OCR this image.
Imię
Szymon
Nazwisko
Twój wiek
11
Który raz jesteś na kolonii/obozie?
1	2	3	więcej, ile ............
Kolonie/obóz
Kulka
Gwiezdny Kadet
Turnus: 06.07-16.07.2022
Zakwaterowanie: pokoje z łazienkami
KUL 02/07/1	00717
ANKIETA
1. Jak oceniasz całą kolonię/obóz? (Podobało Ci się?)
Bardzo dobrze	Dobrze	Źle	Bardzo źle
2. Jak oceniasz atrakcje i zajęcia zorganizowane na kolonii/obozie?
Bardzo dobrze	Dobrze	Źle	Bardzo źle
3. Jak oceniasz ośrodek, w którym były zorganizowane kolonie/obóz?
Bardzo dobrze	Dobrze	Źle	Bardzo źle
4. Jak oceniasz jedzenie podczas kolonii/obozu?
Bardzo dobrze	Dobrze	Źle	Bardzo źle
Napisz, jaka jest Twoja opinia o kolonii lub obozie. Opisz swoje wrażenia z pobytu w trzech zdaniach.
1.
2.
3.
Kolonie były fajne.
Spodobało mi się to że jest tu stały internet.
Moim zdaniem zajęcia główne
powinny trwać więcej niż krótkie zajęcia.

---

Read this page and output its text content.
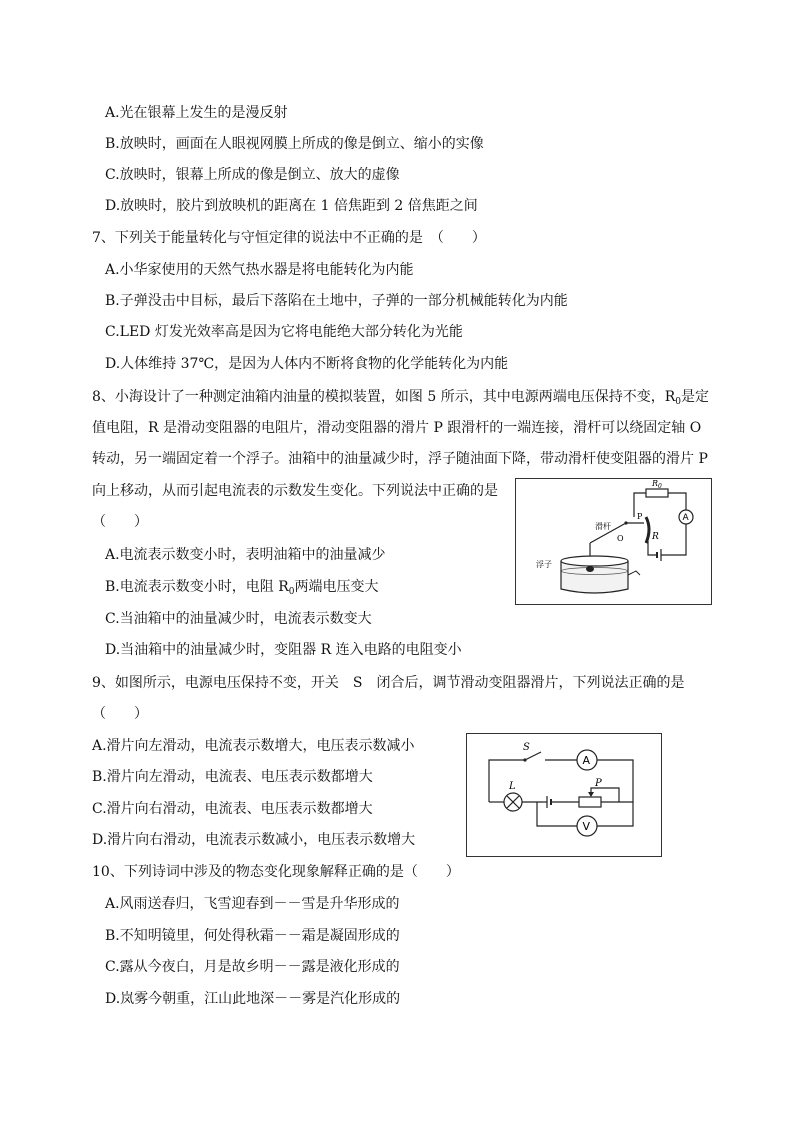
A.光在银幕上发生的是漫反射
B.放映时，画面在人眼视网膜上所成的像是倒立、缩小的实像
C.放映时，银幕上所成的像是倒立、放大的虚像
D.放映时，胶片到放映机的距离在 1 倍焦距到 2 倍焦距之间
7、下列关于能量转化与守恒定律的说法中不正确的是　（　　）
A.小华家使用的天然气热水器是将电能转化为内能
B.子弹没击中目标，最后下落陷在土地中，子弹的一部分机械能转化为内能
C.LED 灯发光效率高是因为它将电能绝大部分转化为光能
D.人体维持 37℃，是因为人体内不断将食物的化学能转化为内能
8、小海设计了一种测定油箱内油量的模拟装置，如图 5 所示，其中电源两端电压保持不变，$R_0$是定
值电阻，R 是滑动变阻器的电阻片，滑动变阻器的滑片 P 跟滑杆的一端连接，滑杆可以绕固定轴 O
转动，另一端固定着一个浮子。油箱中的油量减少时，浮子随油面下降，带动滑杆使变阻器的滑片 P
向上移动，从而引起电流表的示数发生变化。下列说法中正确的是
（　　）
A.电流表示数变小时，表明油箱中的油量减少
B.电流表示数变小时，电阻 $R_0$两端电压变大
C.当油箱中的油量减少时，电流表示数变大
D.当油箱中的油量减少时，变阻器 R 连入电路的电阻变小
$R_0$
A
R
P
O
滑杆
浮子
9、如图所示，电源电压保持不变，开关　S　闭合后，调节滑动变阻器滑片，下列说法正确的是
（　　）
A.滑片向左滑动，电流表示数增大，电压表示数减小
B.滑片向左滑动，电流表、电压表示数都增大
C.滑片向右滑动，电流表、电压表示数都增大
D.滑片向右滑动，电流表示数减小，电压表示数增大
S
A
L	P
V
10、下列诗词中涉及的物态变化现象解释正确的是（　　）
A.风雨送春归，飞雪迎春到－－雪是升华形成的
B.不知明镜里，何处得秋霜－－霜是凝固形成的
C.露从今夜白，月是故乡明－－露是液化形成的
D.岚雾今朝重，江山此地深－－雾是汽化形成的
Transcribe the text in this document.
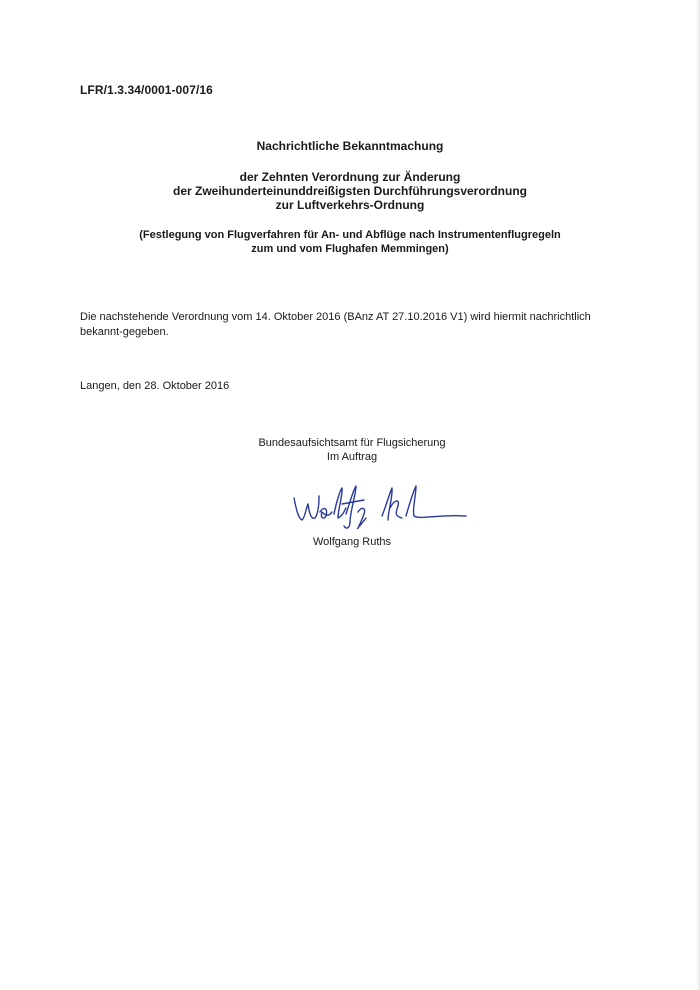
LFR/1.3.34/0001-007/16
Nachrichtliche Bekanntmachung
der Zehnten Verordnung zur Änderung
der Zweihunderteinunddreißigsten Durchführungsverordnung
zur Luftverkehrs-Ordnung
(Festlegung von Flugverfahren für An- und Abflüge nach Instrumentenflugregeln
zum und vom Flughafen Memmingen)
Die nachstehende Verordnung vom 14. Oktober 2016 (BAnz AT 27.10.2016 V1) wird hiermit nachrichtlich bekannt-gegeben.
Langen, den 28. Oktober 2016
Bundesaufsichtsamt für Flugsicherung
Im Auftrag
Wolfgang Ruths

Problem statement
Determine how many lines in the listing above hold the word "obóz", answering with the number only.

Exercise answer
3